> [Work to be completed]
Look through the material and copy each line holding "this".

-- BEGIN --

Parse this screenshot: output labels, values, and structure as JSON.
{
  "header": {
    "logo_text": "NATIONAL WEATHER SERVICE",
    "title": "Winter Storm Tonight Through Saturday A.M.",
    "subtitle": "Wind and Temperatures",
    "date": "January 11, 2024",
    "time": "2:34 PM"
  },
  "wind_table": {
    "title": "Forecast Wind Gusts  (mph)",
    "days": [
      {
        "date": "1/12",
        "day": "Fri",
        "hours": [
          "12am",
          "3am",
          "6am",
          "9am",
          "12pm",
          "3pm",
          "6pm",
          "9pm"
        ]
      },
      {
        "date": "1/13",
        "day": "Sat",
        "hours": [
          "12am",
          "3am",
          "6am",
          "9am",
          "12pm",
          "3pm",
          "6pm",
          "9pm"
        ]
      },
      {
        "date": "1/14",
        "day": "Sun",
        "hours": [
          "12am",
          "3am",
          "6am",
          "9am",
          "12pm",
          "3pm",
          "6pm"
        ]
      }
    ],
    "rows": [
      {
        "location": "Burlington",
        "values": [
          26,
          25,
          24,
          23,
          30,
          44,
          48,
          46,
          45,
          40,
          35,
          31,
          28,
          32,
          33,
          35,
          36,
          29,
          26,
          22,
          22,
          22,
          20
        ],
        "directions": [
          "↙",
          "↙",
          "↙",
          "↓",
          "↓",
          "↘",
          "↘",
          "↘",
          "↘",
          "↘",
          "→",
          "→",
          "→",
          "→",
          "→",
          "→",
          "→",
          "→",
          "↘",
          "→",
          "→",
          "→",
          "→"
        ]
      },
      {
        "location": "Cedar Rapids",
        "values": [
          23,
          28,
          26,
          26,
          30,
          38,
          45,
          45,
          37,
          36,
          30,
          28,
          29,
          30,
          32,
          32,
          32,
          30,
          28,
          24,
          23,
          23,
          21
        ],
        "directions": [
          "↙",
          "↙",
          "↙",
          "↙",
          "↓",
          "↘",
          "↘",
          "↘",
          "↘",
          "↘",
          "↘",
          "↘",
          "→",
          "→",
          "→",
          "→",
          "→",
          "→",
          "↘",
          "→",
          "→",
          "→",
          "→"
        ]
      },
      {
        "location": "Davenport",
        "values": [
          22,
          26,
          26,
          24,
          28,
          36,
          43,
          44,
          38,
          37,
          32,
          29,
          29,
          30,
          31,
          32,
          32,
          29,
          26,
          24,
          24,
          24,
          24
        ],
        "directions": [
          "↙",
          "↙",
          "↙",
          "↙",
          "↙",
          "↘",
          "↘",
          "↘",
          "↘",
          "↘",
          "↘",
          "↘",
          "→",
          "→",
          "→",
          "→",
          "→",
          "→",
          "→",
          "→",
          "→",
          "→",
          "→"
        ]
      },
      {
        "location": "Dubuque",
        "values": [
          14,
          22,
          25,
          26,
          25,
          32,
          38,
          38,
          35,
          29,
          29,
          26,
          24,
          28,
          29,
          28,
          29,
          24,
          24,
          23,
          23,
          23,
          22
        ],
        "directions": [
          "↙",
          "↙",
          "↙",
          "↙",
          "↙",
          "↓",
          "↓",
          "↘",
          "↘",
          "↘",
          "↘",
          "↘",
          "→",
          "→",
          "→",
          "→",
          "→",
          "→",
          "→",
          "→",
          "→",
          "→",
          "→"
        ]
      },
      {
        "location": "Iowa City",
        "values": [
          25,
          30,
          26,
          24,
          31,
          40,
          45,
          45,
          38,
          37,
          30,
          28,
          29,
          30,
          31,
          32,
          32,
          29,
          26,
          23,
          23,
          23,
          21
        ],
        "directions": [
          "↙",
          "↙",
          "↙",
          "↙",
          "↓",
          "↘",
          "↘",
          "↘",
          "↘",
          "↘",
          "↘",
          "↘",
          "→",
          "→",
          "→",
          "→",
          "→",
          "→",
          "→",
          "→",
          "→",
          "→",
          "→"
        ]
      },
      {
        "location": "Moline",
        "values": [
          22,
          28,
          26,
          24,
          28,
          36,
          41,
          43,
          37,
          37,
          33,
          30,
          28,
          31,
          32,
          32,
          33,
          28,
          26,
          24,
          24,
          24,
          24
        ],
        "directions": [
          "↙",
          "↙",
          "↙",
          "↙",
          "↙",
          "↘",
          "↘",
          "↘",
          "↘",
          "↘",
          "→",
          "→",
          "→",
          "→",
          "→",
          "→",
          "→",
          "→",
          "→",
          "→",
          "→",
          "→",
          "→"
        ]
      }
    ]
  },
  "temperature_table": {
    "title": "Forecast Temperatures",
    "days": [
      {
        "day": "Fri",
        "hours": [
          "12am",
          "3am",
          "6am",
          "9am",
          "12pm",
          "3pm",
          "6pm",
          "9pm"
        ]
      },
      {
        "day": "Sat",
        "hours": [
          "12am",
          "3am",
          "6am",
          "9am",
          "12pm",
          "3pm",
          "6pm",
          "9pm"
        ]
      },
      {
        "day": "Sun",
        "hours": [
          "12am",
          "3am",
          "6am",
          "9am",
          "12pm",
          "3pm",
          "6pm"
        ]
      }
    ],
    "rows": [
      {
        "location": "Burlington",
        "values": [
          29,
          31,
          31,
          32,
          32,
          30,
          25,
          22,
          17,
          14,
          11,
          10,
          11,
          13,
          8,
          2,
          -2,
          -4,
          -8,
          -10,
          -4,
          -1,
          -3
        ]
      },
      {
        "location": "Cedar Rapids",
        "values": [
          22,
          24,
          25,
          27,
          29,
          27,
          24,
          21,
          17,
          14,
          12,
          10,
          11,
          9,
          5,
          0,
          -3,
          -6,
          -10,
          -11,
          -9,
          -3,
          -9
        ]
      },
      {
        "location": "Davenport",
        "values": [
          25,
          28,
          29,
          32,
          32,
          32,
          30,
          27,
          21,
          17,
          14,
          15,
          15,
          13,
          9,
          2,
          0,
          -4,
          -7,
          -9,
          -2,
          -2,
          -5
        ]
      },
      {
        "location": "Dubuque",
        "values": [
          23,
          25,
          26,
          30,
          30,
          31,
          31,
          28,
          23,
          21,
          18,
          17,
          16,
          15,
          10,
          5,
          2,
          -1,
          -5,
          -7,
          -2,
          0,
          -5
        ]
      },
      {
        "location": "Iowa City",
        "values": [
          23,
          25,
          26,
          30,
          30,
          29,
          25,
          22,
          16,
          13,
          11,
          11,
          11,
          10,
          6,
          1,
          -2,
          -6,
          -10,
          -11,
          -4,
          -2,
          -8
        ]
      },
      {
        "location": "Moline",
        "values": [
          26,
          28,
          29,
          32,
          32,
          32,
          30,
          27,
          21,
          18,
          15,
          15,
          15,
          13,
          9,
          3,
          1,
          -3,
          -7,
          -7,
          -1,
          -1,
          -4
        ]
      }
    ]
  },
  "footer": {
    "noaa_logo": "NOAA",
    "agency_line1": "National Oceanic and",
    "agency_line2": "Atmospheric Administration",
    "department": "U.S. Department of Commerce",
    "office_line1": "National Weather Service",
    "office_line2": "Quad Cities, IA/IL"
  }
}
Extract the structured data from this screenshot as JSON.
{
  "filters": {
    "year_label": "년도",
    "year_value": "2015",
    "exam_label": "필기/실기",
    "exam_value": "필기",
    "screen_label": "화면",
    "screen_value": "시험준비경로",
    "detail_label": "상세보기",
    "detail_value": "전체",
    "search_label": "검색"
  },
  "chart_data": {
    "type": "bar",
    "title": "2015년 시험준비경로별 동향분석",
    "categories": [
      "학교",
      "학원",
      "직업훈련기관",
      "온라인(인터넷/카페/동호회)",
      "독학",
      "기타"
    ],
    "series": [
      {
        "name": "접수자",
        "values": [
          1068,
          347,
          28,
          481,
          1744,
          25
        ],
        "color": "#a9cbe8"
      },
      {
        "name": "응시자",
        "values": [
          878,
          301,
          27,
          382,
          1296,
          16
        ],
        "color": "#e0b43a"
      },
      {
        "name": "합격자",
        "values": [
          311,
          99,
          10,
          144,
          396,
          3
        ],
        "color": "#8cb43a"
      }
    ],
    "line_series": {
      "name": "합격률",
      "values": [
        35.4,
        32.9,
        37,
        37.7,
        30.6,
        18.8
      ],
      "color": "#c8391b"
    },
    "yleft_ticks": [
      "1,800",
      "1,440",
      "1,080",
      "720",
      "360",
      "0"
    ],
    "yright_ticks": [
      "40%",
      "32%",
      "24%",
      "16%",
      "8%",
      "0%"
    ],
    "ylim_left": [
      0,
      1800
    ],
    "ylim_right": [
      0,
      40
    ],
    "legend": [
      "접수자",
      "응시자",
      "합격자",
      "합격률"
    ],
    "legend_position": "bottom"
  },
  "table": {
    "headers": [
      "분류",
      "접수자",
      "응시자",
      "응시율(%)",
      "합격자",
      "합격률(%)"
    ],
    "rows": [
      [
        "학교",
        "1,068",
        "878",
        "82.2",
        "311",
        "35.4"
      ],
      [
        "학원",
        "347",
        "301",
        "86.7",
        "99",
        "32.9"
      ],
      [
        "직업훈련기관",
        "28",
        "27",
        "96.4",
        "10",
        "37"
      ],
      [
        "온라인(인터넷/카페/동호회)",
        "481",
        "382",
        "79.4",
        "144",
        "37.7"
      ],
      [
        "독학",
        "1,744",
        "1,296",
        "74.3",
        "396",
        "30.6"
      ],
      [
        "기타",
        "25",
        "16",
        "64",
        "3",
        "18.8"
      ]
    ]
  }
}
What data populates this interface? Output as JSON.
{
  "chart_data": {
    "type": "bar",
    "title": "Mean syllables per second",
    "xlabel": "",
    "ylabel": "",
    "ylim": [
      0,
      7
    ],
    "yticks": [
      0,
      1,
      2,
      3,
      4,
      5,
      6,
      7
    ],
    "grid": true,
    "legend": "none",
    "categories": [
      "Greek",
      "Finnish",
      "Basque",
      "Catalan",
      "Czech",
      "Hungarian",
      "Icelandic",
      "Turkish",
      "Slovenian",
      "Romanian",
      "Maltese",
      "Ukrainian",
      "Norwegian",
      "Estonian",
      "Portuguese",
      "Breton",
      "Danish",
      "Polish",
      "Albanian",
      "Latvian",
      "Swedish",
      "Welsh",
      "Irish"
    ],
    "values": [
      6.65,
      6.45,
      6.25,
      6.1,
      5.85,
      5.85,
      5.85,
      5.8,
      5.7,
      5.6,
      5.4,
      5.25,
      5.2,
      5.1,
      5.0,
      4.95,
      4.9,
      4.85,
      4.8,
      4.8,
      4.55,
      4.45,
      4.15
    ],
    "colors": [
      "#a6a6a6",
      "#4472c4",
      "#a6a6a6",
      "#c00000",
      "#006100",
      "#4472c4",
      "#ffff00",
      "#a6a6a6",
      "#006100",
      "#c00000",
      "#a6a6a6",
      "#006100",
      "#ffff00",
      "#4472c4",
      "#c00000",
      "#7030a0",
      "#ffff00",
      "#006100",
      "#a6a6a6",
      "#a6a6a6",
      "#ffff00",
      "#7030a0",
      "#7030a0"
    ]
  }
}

-- END --

> [Expected output]
Parse this screenshot: output labels, values, and structure as JSON.
Extract the structured data from this screenshot as JSON.
What data populates this interface? Output as JSON.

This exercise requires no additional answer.